# PROBLEM DESCRIPTION
Transcribe the entries that follow exactly as they appear, minus pictures.
━━ RECORDS FOR THE TASK ━━
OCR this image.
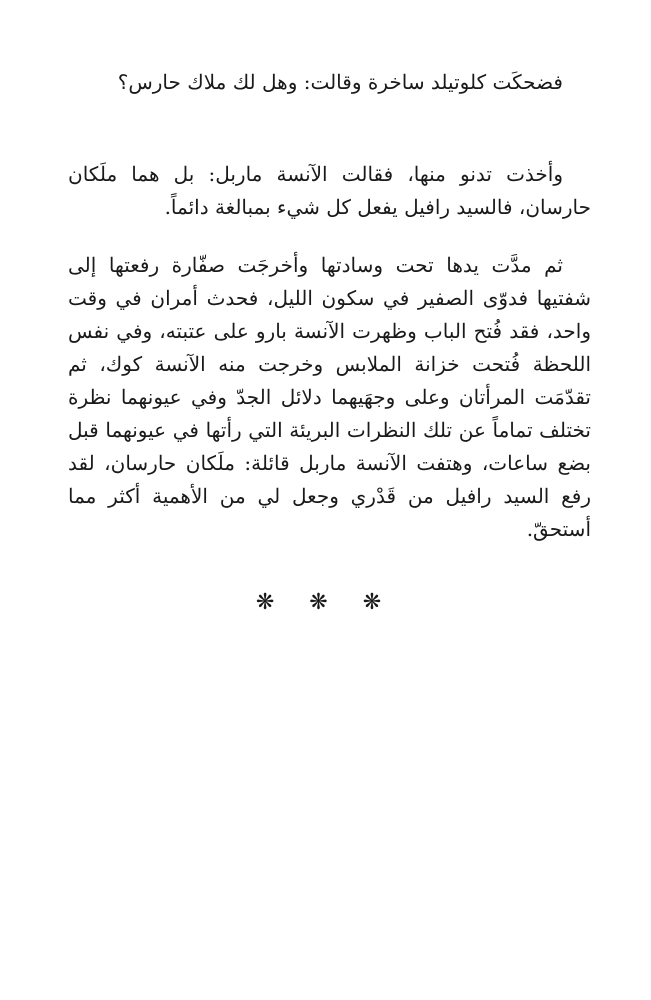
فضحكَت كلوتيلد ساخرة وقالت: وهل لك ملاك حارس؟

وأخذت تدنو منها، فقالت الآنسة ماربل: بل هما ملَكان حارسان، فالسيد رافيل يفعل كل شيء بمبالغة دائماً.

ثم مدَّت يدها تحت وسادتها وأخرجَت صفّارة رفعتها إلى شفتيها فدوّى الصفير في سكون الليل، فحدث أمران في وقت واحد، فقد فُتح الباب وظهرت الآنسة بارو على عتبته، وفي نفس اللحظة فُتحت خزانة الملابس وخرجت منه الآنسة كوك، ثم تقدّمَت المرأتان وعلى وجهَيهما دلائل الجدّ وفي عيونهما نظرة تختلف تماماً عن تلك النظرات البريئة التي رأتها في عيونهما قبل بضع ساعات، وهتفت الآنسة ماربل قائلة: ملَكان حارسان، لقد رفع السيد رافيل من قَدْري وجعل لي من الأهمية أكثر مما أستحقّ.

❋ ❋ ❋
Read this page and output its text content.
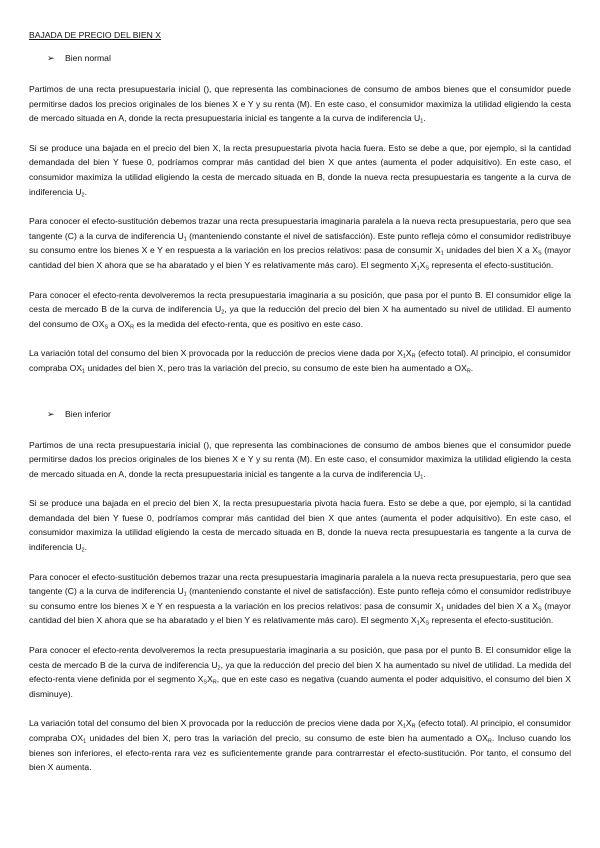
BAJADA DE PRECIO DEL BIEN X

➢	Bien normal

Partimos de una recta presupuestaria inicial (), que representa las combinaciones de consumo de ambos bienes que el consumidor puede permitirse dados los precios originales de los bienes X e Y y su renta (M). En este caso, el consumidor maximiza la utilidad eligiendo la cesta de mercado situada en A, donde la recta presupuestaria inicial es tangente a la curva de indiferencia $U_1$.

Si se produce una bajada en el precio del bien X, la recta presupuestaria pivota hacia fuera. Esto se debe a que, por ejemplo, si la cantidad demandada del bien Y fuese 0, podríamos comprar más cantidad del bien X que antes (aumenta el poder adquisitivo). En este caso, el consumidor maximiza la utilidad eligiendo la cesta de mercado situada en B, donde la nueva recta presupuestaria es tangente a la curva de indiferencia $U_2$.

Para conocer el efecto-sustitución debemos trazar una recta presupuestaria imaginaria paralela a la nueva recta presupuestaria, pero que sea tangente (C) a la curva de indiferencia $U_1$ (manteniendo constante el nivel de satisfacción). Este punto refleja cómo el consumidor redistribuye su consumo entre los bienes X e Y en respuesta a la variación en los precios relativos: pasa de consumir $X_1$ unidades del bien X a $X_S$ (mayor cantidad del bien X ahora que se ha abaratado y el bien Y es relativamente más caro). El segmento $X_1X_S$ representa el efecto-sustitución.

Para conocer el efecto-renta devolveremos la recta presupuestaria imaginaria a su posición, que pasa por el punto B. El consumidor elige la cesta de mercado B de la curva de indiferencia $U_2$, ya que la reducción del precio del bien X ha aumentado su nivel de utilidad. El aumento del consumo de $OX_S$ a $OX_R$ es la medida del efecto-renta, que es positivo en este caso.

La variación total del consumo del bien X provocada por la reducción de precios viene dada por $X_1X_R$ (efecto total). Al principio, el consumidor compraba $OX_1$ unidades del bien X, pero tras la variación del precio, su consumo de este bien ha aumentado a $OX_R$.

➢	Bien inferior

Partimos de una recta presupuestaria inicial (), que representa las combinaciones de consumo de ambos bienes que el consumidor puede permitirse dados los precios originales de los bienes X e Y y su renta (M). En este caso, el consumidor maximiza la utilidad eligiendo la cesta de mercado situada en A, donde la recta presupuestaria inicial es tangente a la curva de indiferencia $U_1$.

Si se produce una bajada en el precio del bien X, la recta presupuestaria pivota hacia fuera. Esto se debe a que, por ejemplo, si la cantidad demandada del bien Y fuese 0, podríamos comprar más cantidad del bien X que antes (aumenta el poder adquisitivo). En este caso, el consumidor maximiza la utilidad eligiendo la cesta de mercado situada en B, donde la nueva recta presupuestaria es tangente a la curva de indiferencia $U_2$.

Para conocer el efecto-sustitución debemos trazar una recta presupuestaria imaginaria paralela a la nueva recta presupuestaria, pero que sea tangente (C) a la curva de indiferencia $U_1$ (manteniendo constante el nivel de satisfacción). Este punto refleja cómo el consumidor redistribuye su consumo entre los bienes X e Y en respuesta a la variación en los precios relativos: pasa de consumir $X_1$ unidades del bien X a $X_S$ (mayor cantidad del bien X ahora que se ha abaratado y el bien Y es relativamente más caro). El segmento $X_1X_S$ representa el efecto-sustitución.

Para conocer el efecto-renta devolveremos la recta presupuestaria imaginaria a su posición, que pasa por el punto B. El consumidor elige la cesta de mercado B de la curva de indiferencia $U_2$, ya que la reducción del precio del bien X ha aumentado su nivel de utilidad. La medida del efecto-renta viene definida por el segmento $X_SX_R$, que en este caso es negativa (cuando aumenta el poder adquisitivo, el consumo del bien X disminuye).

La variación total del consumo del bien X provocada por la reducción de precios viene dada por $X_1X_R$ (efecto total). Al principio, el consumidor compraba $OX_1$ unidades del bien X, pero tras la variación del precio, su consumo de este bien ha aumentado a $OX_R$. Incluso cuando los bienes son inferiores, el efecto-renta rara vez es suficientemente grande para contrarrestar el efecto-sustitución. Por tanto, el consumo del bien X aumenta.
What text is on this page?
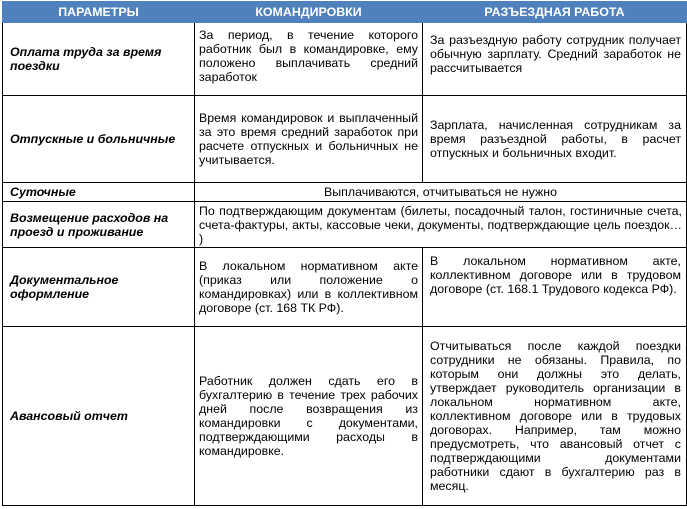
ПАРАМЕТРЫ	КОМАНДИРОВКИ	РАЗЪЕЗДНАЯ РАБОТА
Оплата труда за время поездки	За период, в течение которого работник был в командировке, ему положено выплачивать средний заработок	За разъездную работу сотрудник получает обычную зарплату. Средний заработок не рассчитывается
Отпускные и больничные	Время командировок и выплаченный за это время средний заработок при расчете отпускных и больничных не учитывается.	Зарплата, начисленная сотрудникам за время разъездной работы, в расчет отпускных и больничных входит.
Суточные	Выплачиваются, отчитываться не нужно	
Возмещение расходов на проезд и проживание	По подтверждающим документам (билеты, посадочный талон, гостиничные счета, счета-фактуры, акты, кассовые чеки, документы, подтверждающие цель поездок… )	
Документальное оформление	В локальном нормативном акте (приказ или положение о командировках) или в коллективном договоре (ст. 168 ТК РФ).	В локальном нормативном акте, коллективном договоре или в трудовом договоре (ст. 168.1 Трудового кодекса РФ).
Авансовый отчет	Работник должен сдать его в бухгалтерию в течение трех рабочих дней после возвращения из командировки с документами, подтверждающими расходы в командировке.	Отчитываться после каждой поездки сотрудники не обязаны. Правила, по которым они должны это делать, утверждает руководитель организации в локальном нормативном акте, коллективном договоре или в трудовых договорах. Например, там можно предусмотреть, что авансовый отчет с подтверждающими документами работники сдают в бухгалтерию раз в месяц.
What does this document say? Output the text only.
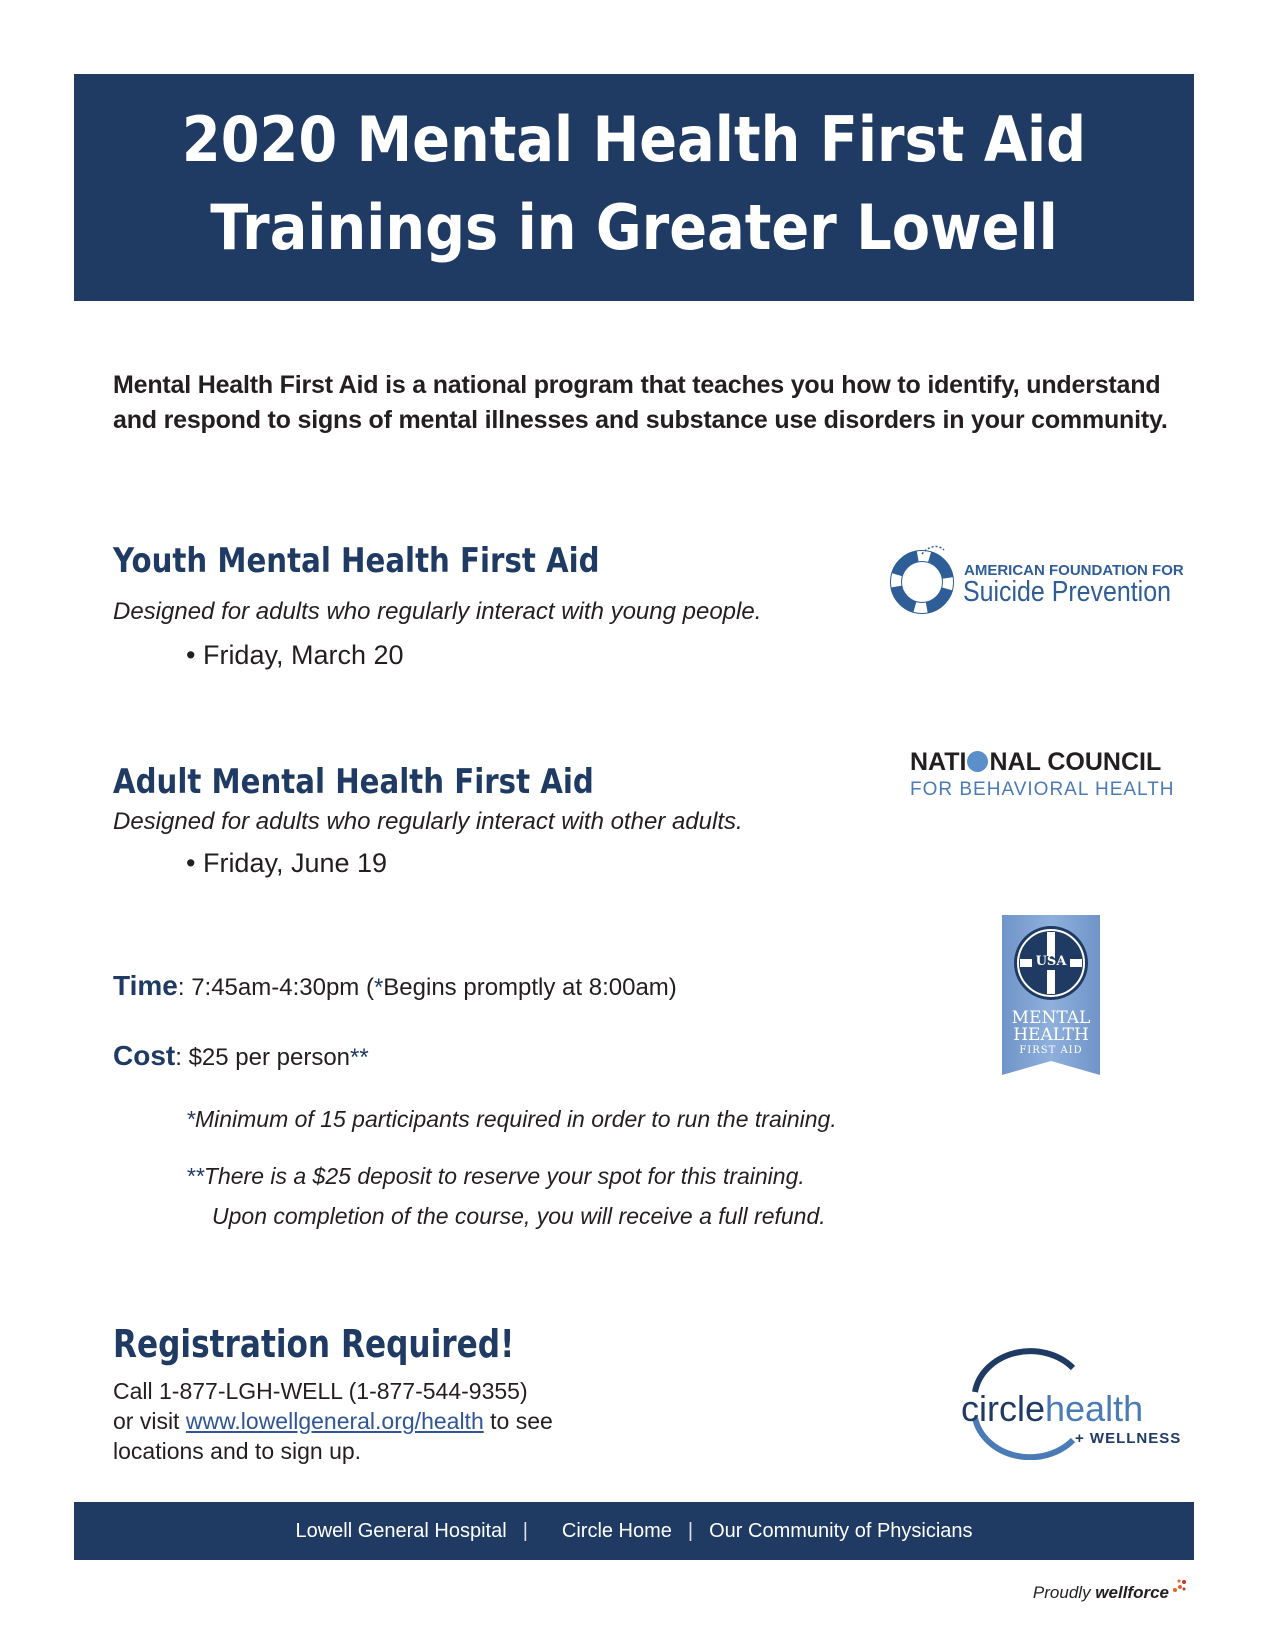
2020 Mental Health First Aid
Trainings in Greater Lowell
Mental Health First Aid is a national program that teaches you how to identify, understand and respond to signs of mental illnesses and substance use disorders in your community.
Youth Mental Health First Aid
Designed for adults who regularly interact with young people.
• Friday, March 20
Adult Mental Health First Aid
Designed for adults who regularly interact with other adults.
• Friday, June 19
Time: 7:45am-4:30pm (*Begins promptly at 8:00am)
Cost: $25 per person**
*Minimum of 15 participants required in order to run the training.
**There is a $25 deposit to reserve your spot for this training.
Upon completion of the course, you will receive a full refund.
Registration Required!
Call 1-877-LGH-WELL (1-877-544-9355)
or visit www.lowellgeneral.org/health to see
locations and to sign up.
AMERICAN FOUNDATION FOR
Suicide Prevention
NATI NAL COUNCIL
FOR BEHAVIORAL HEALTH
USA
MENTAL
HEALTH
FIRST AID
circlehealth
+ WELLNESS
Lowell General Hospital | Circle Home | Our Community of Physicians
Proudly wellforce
━━━
# FINAL RESULT
OCR this image.
فضحكَت كلوتيلد ساخرة وقالت: وهل لك ملاك حارس؟

وأخذت تدنو منها، فقالت الآنسة ماربل: بل هما ملَكان حارسان، فالسيد رافيل يفعل كل شيء بمبالغة دائماً.

ثم مدَّت يدها تحت وسادتها وأخرجَت صفّارة رفعتها إلى شفتيها فدوّى الصفير في سكون الليل، فحدث أمران في وقت واحد، فقد فُتح الباب وظهرت الآنسة بارو على عتبته، وفي نفس اللحظة فُتحت خزانة الملابس وخرجت منه الآنسة كوك، ثم تقدّمَت المرأتان وعلى وجهَيهما دلائل الجدّ وفي عيونهما نظرة تختلف تماماً عن تلك النظرات البريئة التي رأتها في عيونهما قبل بضع ساعات، وهتفت الآنسة ماربل قائلة: ملَكان حارسان، لقد رفع السيد رافيل من قَدْري وجعل لي من الأهمية أكثر مما أستحقّ.

❋ ❋ ❋
Read this page and output its text content.
BAJADA DE PRECIO DEL BIEN X

➢	Bien normal

Partimos de una recta presupuestaria inicial (), que representa las combinaciones de consumo de ambos bienes que el consumidor puede permitirse dados los precios originales de los bienes X e Y y su renta (M). En este caso, el consumidor maximiza la utilidad eligiendo la cesta de mercado situada en A, donde la recta presupuestaria inicial es tangente a la curva de indiferencia $U_1$.

Si se produce una bajada en el precio del bien X, la recta presupuestaria pivota hacia fuera. Esto se debe a que, por ejemplo, si la cantidad demandada del bien Y fuese 0, podríamos comprar más cantidad del bien X que antes (aumenta el poder adquisitivo). En este caso, el consumidor maximiza la utilidad eligiendo la cesta de mercado situada en B, donde la nueva recta presupuestaria es tangente a la curva de indiferencia $U_2$.

Para conocer el efecto-sustitución debemos trazar una recta presupuestaria imaginaria paralela a la nueva recta presupuestaria, pero que sea tangente (C) a la curva de indiferencia $U_1$ (manteniendo constante el nivel de satisfacción). Este punto refleja cómo el consumidor redistribuye su consumo entre los bienes X e Y en respuesta a la variación en los precios relativos: pasa de consumir $X_1$ unidades del bien X a $X_S$ (mayor cantidad del bien X ahora que se ha abaratado y el bien Y es relativamente más caro). El segmento $X_1X_S$ representa el efecto-sustitución.

Para conocer el efecto-renta devolveremos la recta presupuestaria imaginaria a su posición, que pasa por el punto B. El consumidor elige la cesta de mercado B de la curva de indiferencia $U_2$, ya que la reducción del precio del bien X ha aumentado su nivel de utilidad. El aumento del consumo de $OX_S$ a $OX_R$ es la medida del efecto-renta, que es positivo en este caso.

La variación total del consumo del bien X provocada por la reducción de precios viene dada por $X_1X_R$ (efecto total). Al principio, el consumidor compraba $OX_1$ unidades del bien X, pero tras la variación del precio, su consumo de este bien ha aumentado a $OX_R$.

➢	Bien inferior

Partimos de una recta presupuestaria inicial (), que representa las combinaciones de consumo de ambos bienes que el consumidor puede permitirse dados los precios originales de los bienes X e Y y su renta (M). En este caso, el consumidor maximiza la utilidad eligiendo la cesta de mercado situada en A, donde la recta presupuestaria inicial es tangente a la curva de indiferencia $U_1$.

Si se produce una bajada en el precio del bien X, la recta presupuestaria pivota hacia fuera. Esto se debe a que, por ejemplo, si la cantidad demandada del bien Y fuese 0, podríamos comprar más cantidad del bien X que antes (aumenta el poder adquisitivo). En este caso, el consumidor maximiza la utilidad eligiendo la cesta de mercado situada en B, donde la nueva recta presupuestaria es tangente a la curva de indiferencia $U_2$.

Para conocer el efecto-sustitución debemos trazar una recta presupuestaria imaginaria paralela a la nueva recta presupuestaria, pero que sea tangente (C) a la curva de indiferencia $U_1$ (manteniendo constante el nivel de satisfacción). Este punto refleja cómo el consumidor redistribuye su consumo entre los bienes X e Y en respuesta a la variación en los precios relativos: pasa de consumir $X_1$ unidades del bien X a $X_S$ (mayor cantidad del bien X ahora que se ha abaratado y el bien Y es relativamente más caro). El segmento $X_1X_S$ representa el efecto-sustitución.

Para conocer el efecto-renta devolveremos la recta presupuestaria imaginaria a su posición, que pasa por el punto B. El consumidor elige la cesta de mercado B de la curva de indiferencia $U_2$, ya que la reducción del precio del bien X ha aumentado su nivel de utilidad. La medida del efecto-renta viene definida por el segmento $X_SX_R$, que en este caso es negativa (cuando aumenta el poder adquisitivo, el consumo del bien X disminuye).

La variación total del consumo del bien X provocada por la reducción de precios viene dada por $X_1X_R$ (efecto total). Al principio, el consumidor compraba $OX_1$ unidades del bien X, pero tras la variación del precio, su consumo de este bien ha aumentado a $OX_R$. Incluso cuando los bienes son inferiores, el efecto-renta rara vez es suficientemente grande para contrarrestar el efecto-sustitución. Por tanto, el consumo del bien X aumenta.
What text is on this page?
ПАРАМЕТРЫ	КОМАНДИРОВКИ	РАЗЪЕЗДНАЯ РАБОТА
Оплата труда за время поездки	За период, в течение которого работник был в командировке, ему положено выплачивать средний заработок	За разъездную работу сотрудник получает обычную зарплату. Средний заработок не рассчитывается
Отпускные и больничные	Время командировок и выплаченный за это время средний заработок при расчете отпускных и больничных не учитывается.	Зарплата, начисленная сотрудникам за время разъездной работы, в расчет отпускных и больничных входит.
Суточные	Выплачиваются, отчитываться не нужно	
Возмещение расходов на проезд и проживание	По подтверждающим документам (билеты, посадочный талон, гостиничные счета, счета-фактуры, акты, кассовые чеки, документы, подтверждающие цель поездок… )	
Документальное оформление	В локальном нормативном акте (приказ или положение о командировках) или в коллективном договоре (ст. 168 ТК РФ).	В локальном нормативном акте, коллективном договоре или в трудовом договоре (ст. 168.1 Трудового кодекса РФ).
Авансовый отчет	Работник должен сдать его в бухгалтерию в течение трех рабочих дней после возвращения из командировки с документами, подтверждающими расходы в командировке.	Отчитываться после каждой поездки сотрудники не обязаны. Правила, по которым они должны это делать, утверждает руководитель организации в локальном нормативном акте, коллективном договоре или в трудовых договорах. Например, там можно предусмотреть, что авансовый отчет с подтверждающими документами работники сдают в бухгалтерию раз в месяц.
What does this document say? Output the text only.
2020 Mental Health First Aid
Trainings in Greater Lowell
Mental Health First Aid is a national program that teaches you how to identify, understand and respond to signs of mental illnesses and substance use disorders in your community.
Youth Mental Health First Aid
Designed for adults who regularly interact with young people.
• Friday, March 20
Adult Mental Health First Aid
Designed for adults who regularly interact with other adults.
• Friday, June 19
Time: 7:45am-4:30pm (*Begins promptly at 8:00am)
Cost: $25 per person**
*Minimum of 15 participants required in order to run the training.
**There is a $25 deposit to reserve your spot for this training.
Upon completion of the course, you will receive a full refund.
Registration Required!
Call 1-877-LGH-WELL (1-877-544-9355)
or visit www.lowellgeneral.org/health to see
locations and to sign up.
AMERICAN FOUNDATION FOR
Suicide Prevention
NATI NAL COUNCIL
FOR BEHAVIORAL HEALTH
USA
MENTAL
HEALTH
FIRST AID
circlehealth
+ WELLNESS
Lowell General Hospital | Circle Home | Our Community of Physicians
Proudly wellforce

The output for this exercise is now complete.